begin Given records
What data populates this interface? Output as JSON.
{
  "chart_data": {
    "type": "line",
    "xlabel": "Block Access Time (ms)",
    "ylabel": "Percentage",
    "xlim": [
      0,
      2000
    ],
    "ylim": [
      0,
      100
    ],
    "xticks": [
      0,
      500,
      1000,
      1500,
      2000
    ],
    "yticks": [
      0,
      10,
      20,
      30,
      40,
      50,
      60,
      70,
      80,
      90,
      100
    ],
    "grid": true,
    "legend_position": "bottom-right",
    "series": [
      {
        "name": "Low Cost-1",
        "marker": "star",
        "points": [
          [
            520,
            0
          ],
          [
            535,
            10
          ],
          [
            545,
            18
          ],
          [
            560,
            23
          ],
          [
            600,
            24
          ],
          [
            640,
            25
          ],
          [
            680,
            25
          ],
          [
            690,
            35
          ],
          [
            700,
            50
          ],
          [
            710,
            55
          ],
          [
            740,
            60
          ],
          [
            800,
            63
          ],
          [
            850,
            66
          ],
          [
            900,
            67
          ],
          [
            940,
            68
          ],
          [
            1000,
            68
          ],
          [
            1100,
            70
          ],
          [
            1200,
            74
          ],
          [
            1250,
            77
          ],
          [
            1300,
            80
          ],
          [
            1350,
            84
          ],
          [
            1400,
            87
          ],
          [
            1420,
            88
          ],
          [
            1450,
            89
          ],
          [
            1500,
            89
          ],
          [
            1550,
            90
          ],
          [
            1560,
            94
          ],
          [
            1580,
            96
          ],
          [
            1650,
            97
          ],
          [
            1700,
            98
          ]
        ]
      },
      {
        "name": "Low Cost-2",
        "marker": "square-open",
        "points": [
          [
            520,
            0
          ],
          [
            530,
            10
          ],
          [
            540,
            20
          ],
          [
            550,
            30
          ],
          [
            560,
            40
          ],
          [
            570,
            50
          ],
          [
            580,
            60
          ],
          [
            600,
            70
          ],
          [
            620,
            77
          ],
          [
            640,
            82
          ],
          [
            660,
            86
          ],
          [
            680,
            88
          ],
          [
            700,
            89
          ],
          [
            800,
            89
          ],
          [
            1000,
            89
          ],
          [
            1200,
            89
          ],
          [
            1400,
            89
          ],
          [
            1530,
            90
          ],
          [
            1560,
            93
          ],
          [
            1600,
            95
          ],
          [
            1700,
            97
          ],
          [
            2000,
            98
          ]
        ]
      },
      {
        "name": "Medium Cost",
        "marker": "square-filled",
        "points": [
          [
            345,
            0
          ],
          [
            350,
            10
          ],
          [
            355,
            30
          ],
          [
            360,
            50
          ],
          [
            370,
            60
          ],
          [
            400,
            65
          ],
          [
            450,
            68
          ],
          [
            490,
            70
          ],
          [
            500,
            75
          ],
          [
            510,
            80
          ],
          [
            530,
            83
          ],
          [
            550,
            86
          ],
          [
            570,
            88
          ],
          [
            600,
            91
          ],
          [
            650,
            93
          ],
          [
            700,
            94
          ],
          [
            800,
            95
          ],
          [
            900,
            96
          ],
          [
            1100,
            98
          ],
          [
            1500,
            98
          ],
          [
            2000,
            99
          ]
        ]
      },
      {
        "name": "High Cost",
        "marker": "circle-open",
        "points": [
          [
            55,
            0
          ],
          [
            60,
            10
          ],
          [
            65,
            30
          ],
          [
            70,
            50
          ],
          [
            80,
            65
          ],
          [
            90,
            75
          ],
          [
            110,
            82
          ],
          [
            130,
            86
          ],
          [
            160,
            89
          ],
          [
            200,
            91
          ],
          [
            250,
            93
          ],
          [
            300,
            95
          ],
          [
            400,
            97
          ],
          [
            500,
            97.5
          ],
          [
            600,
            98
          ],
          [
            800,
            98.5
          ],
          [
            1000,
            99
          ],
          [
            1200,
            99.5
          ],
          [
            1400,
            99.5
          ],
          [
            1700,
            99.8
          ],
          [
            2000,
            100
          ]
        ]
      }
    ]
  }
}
end Given records
List all lines from the entries that include the word "name".

        "name": "Low Cost-1",
        "name": "Low Cost-2",
        "name": "Medium Cost",
        "name": "High Cost",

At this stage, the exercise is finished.